Repeat the records in full and exactly, omitting pictures.

'''

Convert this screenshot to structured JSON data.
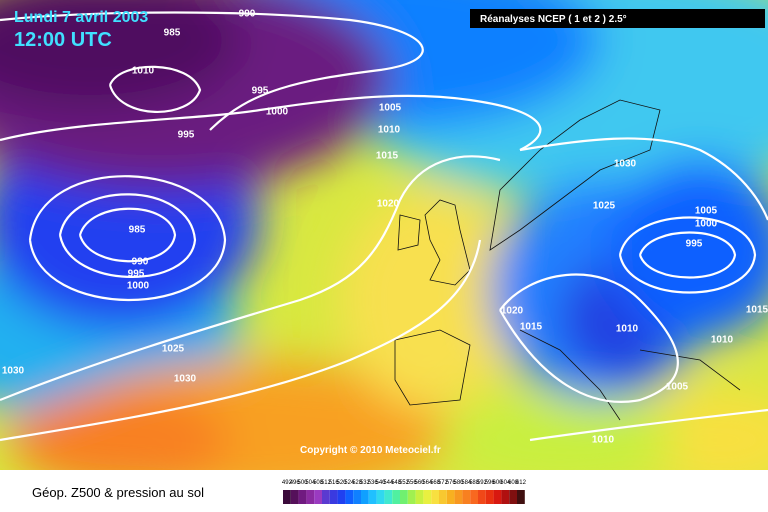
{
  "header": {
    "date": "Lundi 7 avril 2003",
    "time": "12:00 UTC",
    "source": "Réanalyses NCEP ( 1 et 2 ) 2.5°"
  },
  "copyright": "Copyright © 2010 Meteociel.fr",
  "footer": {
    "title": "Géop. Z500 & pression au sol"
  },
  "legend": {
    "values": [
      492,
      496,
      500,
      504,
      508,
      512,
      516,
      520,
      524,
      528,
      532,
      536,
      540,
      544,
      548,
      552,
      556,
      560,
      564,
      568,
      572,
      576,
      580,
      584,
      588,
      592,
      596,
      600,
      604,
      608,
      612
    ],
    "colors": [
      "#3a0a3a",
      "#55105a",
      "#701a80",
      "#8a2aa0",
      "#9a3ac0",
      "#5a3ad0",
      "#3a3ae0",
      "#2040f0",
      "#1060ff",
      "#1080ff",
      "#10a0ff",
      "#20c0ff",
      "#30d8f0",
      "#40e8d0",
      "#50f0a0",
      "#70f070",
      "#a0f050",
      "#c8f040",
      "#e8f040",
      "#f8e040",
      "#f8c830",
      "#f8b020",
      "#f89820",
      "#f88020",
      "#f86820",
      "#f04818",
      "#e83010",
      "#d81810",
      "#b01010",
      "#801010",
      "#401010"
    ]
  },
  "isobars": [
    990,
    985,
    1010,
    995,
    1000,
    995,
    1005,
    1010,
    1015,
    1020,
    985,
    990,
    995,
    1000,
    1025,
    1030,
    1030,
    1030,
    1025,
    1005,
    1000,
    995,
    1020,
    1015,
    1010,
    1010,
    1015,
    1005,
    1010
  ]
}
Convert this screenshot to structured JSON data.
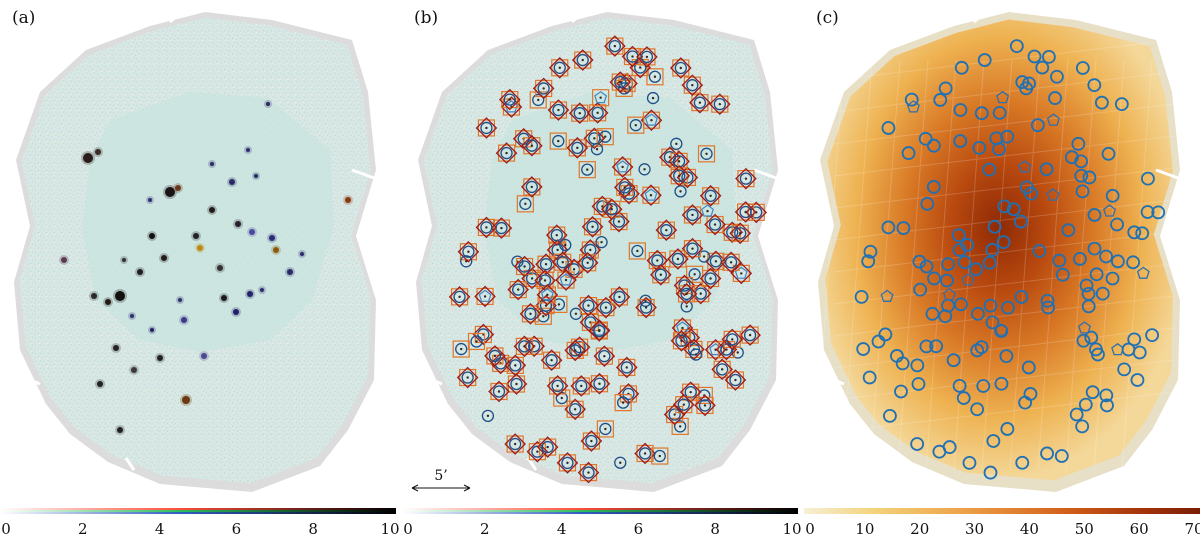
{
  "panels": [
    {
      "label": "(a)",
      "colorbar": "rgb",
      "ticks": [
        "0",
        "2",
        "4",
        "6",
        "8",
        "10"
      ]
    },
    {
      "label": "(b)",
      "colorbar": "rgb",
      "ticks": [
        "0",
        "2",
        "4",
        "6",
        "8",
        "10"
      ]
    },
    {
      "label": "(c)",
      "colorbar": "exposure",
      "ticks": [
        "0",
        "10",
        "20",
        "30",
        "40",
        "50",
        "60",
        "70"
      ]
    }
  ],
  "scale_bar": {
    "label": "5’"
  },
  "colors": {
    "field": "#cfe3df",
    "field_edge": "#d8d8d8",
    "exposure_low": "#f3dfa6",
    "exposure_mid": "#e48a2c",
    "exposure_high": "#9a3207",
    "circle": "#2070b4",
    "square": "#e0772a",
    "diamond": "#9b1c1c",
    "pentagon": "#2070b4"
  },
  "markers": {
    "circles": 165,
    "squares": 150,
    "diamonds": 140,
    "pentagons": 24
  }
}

'''

EXERCISE OUTPUT ->
Convert this screenshot to structured JSON data.
{
  "header": {
    "date": "Lundi 7 avril 2003",
    "time": "12:00 UTC",
    "source": "Réanalyses NCEP ( 1 et 2 ) 2.5°"
  },
  "copyright": "Copyright © 2010 Meteociel.fr",
  "footer": {
    "title": "Géop. Z500 & pression au sol"
  },
  "legend": {
    "values": [
      492,
      496,
      500,
      504,
      508,
      512,
      516,
      520,
      524,
      528,
      532,
      536,
      540,
      544,
      548,
      552,
      556,
      560,
      564,
      568,
      572,
      576,
      580,
      584,
      588,
      592,
      596,
      600,
      604,
      608,
      612
    ],
    "colors": [
      "#3a0a3a",
      "#55105a",
      "#701a80",
      "#8a2aa0",
      "#9a3ac0",
      "#5a3ad0",
      "#3a3ae0",
      "#2040f0",
      "#1060ff",
      "#1080ff",
      "#10a0ff",
      "#20c0ff",
      "#30d8f0",
      "#40e8d0",
      "#50f0a0",
      "#70f070",
      "#a0f050",
      "#c8f040",
      "#e8f040",
      "#f8e040",
      "#f8c830",
      "#f8b020",
      "#f89820",
      "#f88020",
      "#f86820",
      "#f04818",
      "#e83010",
      "#d81810",
      "#b01010",
      "#801010",
      "#401010"
    ]
  },
  "isobars": [
    990,
    985,
    1010,
    995,
    1000,
    995,
    1005,
    1010,
    1015,
    1020,
    985,
    990,
    995,
    1000,
    1025,
    1030,
    1030,
    1030,
    1025,
    1005,
    1000,
    995,
    1020,
    1015,
    1010,
    1010,
    1015,
    1005,
    1010
  ]
}
Convert this screenshot to structured JSON data.
{
  "panels": [
    {
      "label": "(a)",
      "colorbar": "rgb",
      "ticks": [
        "0",
        "2",
        "4",
        "6",
        "8",
        "10"
      ]
    },
    {
      "label": "(b)",
      "colorbar": "rgb",
      "ticks": [
        "0",
        "2",
        "4",
        "6",
        "8",
        "10"
      ]
    },
    {
      "label": "(c)",
      "colorbar": "exposure",
      "ticks": [
        "0",
        "10",
        "20",
        "30",
        "40",
        "50",
        "60",
        "70"
      ]
    }
  ],
  "scale_bar": {
    "label": "5’"
  },
  "colors": {
    "field": "#cfe3df",
    "field_edge": "#d8d8d8",
    "exposure_low": "#f3dfa6",
    "exposure_mid": "#e48a2c",
    "exposure_high": "#9a3207",
    "circle": "#2070b4",
    "square": "#e0772a",
    "diamond": "#9b1c1c",
    "pentagon": "#2070b4"
  },
  "markers": {
    "circles": 165,
    "squares": 150,
    "diamonds": 140,
    "pentagons": 24
  }
}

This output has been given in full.